• _DIRECTION_: Every line below that mentions the word "Vehicle" should be copied out.

• _PROVIDED MATERIAL_:
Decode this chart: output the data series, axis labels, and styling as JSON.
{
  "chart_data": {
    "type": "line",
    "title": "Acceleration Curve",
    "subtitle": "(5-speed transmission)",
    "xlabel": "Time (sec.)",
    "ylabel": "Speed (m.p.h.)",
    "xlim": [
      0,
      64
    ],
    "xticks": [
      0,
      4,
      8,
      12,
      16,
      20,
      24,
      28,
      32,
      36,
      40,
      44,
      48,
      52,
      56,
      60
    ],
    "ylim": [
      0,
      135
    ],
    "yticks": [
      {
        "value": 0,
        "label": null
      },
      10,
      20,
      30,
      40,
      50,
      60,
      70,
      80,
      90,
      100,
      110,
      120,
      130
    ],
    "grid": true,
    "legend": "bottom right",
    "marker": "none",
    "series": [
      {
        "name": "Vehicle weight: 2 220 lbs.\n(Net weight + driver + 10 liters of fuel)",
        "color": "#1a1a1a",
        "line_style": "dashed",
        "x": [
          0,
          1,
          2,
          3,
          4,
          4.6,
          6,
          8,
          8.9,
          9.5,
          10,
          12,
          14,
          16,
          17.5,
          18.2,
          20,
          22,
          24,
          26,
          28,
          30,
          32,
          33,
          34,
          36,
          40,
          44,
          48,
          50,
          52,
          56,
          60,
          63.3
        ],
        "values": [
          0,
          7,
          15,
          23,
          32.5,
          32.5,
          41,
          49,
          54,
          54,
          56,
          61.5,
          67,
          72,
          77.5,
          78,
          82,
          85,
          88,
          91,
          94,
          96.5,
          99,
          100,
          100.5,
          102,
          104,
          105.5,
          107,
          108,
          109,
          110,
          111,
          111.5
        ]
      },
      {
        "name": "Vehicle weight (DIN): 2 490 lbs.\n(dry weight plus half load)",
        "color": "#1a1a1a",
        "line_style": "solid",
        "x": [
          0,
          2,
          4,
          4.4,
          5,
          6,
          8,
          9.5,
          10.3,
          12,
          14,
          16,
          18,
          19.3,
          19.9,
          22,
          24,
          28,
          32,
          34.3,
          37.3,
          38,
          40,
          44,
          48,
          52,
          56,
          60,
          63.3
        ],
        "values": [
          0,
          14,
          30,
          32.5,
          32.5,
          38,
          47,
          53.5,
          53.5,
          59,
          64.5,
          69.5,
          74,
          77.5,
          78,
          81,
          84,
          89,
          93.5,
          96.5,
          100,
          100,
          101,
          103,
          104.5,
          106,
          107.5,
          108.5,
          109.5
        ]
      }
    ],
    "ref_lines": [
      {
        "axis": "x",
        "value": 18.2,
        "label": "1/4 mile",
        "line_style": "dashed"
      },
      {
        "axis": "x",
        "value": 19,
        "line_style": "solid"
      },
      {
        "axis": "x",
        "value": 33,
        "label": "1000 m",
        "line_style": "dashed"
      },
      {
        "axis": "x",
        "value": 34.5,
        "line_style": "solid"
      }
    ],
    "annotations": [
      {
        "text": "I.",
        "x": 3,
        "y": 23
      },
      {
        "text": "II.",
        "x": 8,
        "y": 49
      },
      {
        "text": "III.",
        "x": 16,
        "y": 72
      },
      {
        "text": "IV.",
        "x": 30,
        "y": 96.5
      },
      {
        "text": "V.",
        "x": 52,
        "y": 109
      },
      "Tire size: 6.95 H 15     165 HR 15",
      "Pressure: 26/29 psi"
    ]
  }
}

• _WRITTEN ANSWER_:
        "name": "Vehicle weight: 2 220 lbs.\n(Net weight + driver + 10 liters of fuel)",
        "name": "Vehicle weight (DIN): 2 490 lbs.\n(dry weight plus half load)",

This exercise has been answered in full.